[Data excerpts]
■ ■ ■ ■ ■ ■ ■
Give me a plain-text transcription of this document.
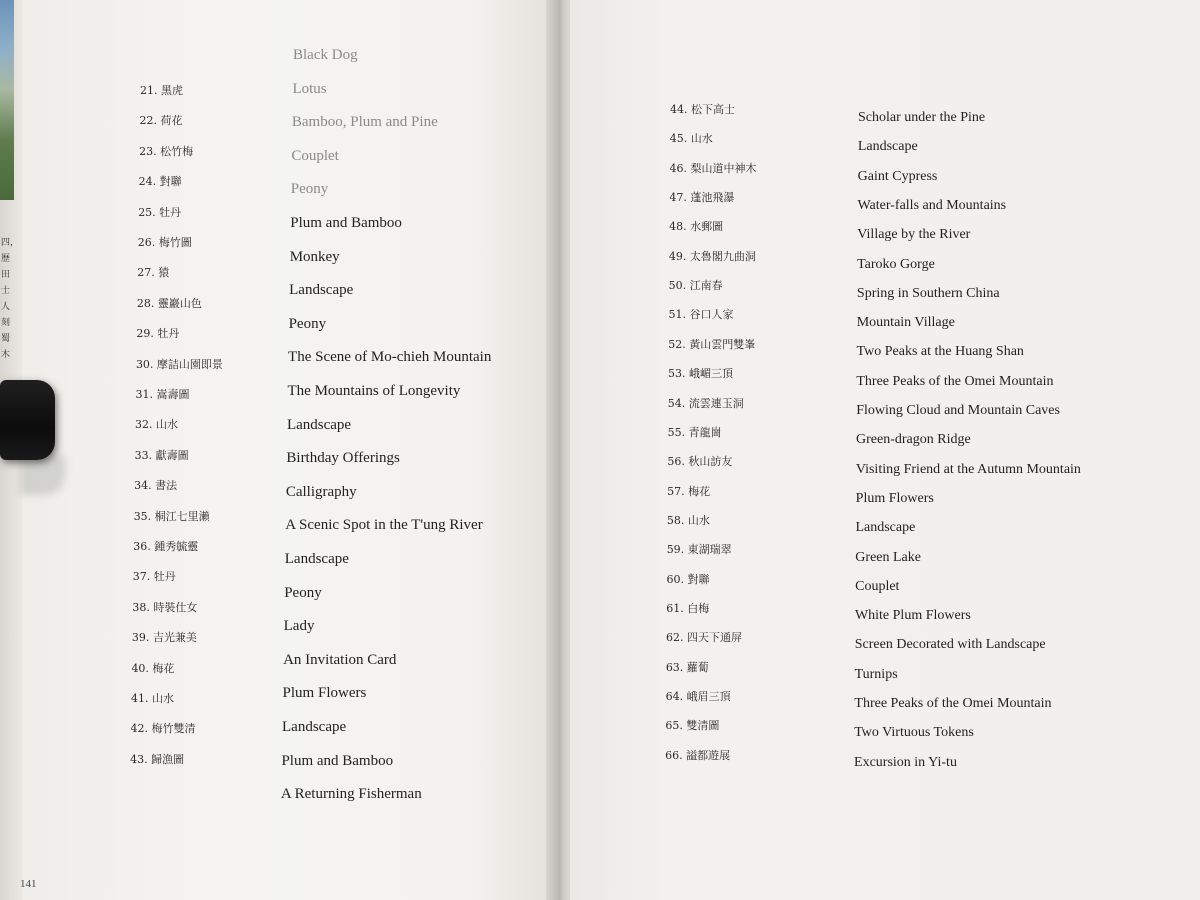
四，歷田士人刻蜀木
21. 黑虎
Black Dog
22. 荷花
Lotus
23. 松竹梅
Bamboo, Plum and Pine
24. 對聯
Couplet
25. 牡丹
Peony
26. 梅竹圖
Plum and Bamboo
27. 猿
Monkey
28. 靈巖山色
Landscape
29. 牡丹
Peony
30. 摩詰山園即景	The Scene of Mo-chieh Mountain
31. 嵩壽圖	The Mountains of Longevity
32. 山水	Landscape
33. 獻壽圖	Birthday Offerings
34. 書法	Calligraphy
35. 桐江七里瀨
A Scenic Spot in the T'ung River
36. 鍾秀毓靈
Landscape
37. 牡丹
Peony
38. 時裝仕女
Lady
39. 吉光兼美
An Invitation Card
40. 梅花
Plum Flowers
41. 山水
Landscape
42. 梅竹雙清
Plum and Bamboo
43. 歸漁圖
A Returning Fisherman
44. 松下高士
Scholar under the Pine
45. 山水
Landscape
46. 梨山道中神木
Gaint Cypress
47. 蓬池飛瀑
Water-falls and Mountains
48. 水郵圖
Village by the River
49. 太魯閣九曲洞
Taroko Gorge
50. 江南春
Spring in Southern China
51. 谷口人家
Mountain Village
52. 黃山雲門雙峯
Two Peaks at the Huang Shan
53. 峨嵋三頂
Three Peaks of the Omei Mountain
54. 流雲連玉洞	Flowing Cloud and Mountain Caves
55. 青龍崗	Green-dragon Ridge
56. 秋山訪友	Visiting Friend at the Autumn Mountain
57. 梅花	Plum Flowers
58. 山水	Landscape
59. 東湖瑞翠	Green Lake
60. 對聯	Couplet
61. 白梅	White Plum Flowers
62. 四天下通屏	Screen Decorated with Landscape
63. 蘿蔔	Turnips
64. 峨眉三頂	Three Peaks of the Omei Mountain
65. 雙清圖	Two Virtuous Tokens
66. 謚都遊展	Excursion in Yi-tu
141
■ ■ ■ ■ ■ ■ ■
### What the task requires
Copy every record above exactly, leaving out the pictures.

### Response below
Give me a plain-text transcription of this document.
四，歷田士人刻蜀木
21. 黑虎
Black Dog
22. 荷花
Lotus
23. 松竹梅
Bamboo, Plum and Pine
24. 對聯
Couplet
25. 牡丹
Peony
26. 梅竹圖
Plum and Bamboo
27. 猿
Monkey
28. 靈巖山色
Landscape
29. 牡丹
Peony
30. 摩詰山園即景	The Scene of Mo-chieh Mountain
31. 嵩壽圖	The Mountains of Longevity
32. 山水	Landscape
33. 獻壽圖	Birthday Offerings
34. 書法	Calligraphy
35. 桐江七里瀨
A Scenic Spot in the T'ung River
36. 鍾秀毓靈
Landscape
37. 牡丹
Peony
38. 時裝仕女
Lady
39. 吉光兼美
An Invitation Card
40. 梅花
Plum Flowers
41. 山水
Landscape
42. 梅竹雙清
Plum and Bamboo
43. 歸漁圖
A Returning Fisherman
44. 松下高士
Scholar under the Pine
45. 山水
Landscape
46. 梨山道中神木
Gaint Cypress
47. 蓬池飛瀑
Water-falls and Mountains
48. 水郵圖
Village by the River
49. 太魯閣九曲洞
Taroko Gorge
50. 江南春
Spring in Southern China
51. 谷口人家
Mountain Village
52. 黃山雲門雙峯
Two Peaks at the Huang Shan
53. 峨嵋三頂
Three Peaks of the Omei Mountain
54. 流雲連玉洞	Flowing Cloud and Mountain Caves
55. 青龍崗	Green-dragon Ridge
56. 秋山訪友	Visiting Friend at the Autumn Mountain
57. 梅花	Plum Flowers
58. 山水	Landscape
59. 東湖瑞翠	Green Lake
60. 對聯	Couplet
61. 白梅	White Plum Flowers
62. 四天下通屏	Screen Decorated with Landscape
63. 蘿蔔	Turnips
64. 峨眉三頂	Three Peaks of the Omei Mountain
65. 雙清圖	Two Virtuous Tokens
66. 謚都遊展	Excursion in Yi-tu
141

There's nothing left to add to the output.